*** Data excerpts ***

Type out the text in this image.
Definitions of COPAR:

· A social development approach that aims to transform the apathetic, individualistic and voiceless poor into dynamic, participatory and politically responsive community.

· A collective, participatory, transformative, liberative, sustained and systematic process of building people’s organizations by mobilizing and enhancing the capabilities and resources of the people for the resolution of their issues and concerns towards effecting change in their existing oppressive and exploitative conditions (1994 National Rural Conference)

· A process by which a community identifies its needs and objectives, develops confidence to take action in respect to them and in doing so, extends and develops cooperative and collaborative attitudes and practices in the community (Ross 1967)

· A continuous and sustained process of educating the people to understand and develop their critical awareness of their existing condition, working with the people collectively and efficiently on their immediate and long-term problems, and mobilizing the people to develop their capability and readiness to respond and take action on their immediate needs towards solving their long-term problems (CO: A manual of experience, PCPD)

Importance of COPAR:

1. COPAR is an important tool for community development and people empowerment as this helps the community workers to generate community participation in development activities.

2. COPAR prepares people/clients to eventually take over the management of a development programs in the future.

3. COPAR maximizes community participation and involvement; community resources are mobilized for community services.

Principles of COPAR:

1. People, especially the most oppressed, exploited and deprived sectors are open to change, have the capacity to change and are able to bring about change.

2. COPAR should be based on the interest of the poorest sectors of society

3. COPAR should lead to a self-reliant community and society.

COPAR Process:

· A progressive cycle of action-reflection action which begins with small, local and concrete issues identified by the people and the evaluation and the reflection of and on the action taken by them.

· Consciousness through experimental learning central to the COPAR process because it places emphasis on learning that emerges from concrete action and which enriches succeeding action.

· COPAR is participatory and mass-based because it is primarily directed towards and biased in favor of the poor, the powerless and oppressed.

***
*** Data excerpts ***

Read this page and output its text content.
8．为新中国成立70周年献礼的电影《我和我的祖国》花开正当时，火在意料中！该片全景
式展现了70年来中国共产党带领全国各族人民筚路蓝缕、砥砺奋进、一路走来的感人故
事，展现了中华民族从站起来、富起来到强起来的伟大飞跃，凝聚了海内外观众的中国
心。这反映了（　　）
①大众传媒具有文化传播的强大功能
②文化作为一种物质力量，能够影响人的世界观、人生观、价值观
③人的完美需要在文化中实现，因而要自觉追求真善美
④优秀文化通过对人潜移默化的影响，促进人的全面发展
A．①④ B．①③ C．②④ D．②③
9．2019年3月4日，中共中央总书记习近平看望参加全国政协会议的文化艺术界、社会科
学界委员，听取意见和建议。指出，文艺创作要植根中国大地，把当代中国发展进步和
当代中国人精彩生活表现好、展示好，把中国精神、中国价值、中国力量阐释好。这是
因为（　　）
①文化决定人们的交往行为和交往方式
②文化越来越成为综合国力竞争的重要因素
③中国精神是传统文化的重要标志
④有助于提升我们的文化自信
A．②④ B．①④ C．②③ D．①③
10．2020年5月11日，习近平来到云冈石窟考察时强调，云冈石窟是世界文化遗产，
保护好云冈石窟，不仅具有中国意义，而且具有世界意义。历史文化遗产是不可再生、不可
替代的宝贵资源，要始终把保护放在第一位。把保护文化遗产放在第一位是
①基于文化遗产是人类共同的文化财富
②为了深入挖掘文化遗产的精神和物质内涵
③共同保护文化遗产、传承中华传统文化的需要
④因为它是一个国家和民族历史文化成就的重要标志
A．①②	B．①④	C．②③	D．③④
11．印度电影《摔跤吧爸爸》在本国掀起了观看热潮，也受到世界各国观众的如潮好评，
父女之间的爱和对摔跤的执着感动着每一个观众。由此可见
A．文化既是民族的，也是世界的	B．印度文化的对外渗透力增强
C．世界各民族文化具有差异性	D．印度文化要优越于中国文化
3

***
*** Data excerpts ***

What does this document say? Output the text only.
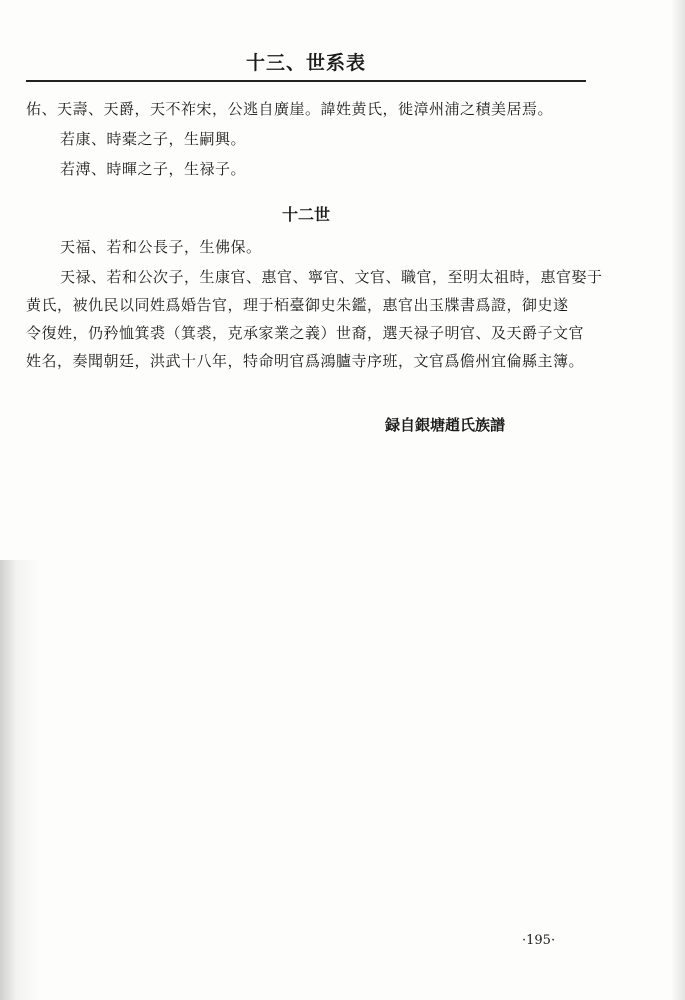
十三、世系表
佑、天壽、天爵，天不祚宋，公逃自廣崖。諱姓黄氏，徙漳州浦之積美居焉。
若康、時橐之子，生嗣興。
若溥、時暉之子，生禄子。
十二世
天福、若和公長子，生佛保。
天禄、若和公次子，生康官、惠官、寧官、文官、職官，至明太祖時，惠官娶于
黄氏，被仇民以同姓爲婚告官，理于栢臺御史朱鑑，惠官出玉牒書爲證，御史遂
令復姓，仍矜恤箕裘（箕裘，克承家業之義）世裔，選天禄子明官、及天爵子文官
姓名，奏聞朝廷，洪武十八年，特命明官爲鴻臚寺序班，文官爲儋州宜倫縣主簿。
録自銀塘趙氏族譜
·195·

***

What needs to be done
In the records above, find each line that holds the word "participation"; copy all such lines.

Response
1. COPAR is an important tool for community development and people empowerment as this helps the community workers to generate community participation in development activities.
3. COPAR maximizes community participation and involvement; community resources are mobilized for community services.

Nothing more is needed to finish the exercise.